**Study text:**
Environmental Biology of Fishes

, Volume 88, Issue 2, pp 169–188 | Cite as

Teleost fish with specific genome duplication as unique models of vertebrate evolution



Whole-genome duplication (WGD) is believed to be one of the major evolutionary events that shaped the genome organization of vertebrates. Here, we review recent research on vertebrate genome evolution, specifically on WGD and its consequences for gene and genome evolution in teleost fishes. Recent genome analyses confirmed that all vertebrates experienced two rounds of WGD early in their evolution, and that teleosts experienced a subsequent additional third-round (3R)-WGD. The 3R-WGD was estimated to have occurred 320–400 million years ago in a teleost ancestor, but after its divergence from a common ancestor with living non-teleost actinopterygians (Bichir, Sturgeon, Bowfin, and Gar) based on the analyses of teleost-specific duplicate genes. This 3R-WGD was confirmed by synteny analysis and ancestral karyotype inference using the genome sequences of Tetraodon and medaka. Most of the tetrapods, on the other hand, have not experienced an additional WGD; however, they have experienced repeated chromosomal rearrangements throughout the whole genome. Therefore, different types of chromosomal events have characterized the genomes of teleosts and tetrapods, respectively. The 3R-WGD is useful to investigate the consequences of WGD because it is an evolutionarily recent WGD and thus teleost genomes retain many more WGD-derived duplicates and “traces” of their evolution. In addition, the remarkable morphological, physiological, and ecological diversity of teleosts may facilitate understanding of macrophenotypic evolution on the basis of genetic/genomic information. We highlight the teleosts with 3R-WGD as unique models for future studies on ecology and evolution taking advantage of emerging genomics technologies and systems biology environments.

**Material supplied:**

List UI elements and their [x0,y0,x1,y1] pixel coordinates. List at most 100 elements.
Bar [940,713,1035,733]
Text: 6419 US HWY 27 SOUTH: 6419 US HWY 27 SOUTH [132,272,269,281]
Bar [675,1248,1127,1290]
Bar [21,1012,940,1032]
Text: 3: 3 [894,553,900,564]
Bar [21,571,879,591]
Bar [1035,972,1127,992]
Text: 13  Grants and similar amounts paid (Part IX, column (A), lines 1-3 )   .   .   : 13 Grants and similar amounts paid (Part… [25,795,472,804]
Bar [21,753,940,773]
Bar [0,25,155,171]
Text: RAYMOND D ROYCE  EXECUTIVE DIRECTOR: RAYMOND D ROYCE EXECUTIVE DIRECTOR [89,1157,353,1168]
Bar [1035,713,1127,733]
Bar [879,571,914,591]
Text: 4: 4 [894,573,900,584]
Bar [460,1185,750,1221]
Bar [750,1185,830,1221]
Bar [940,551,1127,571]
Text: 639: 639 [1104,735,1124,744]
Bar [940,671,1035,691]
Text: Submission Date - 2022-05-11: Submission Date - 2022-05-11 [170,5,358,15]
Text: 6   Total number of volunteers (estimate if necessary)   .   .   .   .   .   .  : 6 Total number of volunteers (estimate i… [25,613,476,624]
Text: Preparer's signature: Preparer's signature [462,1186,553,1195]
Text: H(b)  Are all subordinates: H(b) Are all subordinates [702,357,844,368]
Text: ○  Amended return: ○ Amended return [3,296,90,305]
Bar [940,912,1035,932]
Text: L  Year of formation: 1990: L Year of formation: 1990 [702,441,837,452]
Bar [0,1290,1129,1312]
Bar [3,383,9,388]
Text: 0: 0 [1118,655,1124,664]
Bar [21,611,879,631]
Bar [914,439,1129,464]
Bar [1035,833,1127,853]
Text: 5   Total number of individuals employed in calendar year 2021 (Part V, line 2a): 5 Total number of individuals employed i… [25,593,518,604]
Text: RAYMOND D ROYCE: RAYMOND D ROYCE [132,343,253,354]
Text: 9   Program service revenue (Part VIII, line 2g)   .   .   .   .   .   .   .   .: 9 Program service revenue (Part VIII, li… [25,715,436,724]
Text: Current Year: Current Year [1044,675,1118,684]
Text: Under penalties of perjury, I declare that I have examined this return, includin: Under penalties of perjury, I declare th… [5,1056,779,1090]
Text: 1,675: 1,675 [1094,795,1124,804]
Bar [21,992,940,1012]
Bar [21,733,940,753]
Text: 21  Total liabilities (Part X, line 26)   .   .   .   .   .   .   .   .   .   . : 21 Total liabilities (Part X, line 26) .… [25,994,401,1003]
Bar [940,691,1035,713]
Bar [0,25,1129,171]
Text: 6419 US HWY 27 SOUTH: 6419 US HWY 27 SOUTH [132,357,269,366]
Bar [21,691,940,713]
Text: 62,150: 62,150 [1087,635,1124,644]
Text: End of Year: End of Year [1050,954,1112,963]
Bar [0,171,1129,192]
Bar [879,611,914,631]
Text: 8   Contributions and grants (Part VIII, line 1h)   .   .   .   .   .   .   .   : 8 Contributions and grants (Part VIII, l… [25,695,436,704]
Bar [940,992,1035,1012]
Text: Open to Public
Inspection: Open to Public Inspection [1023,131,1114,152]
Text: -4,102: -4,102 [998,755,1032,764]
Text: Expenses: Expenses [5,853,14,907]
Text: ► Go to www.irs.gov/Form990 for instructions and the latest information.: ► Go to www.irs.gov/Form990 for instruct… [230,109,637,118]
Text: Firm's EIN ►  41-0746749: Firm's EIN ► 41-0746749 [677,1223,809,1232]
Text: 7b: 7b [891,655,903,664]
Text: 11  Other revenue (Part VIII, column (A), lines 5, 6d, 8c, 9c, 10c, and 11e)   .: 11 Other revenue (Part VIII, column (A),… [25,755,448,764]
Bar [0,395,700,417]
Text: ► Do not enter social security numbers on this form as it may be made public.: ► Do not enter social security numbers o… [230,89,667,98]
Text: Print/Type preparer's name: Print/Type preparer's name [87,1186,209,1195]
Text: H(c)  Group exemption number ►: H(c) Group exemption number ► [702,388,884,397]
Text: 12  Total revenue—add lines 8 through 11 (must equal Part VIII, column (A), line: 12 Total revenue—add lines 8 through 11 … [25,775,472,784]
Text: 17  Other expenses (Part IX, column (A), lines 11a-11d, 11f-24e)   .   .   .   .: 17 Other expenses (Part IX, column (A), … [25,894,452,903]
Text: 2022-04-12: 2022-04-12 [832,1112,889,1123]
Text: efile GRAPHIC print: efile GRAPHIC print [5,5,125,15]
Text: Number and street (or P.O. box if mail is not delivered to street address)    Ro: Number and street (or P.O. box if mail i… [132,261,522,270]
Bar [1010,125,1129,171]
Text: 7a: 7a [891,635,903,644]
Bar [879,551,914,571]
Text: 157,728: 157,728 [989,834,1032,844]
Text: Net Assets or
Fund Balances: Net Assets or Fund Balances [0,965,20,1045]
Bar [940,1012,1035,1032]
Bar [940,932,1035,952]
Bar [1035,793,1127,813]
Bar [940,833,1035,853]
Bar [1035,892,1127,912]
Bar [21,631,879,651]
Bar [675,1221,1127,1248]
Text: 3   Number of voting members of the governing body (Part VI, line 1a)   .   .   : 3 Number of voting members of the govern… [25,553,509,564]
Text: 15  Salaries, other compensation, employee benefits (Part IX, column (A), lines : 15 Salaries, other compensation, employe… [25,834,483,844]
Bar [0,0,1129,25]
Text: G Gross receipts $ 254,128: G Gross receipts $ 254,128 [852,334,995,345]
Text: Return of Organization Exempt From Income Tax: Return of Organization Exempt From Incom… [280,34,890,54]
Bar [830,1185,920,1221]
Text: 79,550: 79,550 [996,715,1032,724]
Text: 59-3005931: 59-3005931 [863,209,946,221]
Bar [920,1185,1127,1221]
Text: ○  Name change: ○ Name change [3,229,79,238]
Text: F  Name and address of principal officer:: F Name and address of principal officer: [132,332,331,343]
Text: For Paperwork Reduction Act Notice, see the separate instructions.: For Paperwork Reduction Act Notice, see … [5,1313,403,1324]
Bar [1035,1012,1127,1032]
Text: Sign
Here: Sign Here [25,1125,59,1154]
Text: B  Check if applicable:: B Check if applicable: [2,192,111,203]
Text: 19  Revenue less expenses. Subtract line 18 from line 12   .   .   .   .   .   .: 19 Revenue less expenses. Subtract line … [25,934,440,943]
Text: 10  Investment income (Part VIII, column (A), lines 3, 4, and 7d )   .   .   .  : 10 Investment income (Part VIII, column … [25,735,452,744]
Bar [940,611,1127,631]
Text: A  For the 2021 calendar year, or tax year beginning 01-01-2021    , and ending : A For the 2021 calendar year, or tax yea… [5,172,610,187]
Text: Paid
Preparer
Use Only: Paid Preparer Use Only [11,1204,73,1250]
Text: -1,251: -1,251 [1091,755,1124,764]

**Tasks to perform:**
• a. Using the genome duplication text, explain in one to three sentences why the 3R-WGD is useful for studying the consequences of whole-genome duplication.
• b. Write what comes next in the genome duplication text, starting after its final sentence.
The lines come from a different source than the genome duplication text.

**Responses by item number:**
• a. The 3R-WGD is an evolutionarily recent whole-genome duplication. As a result, teleost genomes retain many more WGD-derived duplicates and "traces" of their evolution.

• b.
3R-WGD Gene duplication Ancestral karyotype Chromosomal evolution Teleost diversity 



The manuscript benefited from the comments of two anonymous reviewers. We thank our colleagues at the Ocean Research Institute and the Graduate School of Frontier Sciences of the University of Tokyo, and the National Institute of Genetics for helpful discussions and comments. This work was partially supported by Grants-in-Aid from the Japan Society for the Promotion of Science to MN.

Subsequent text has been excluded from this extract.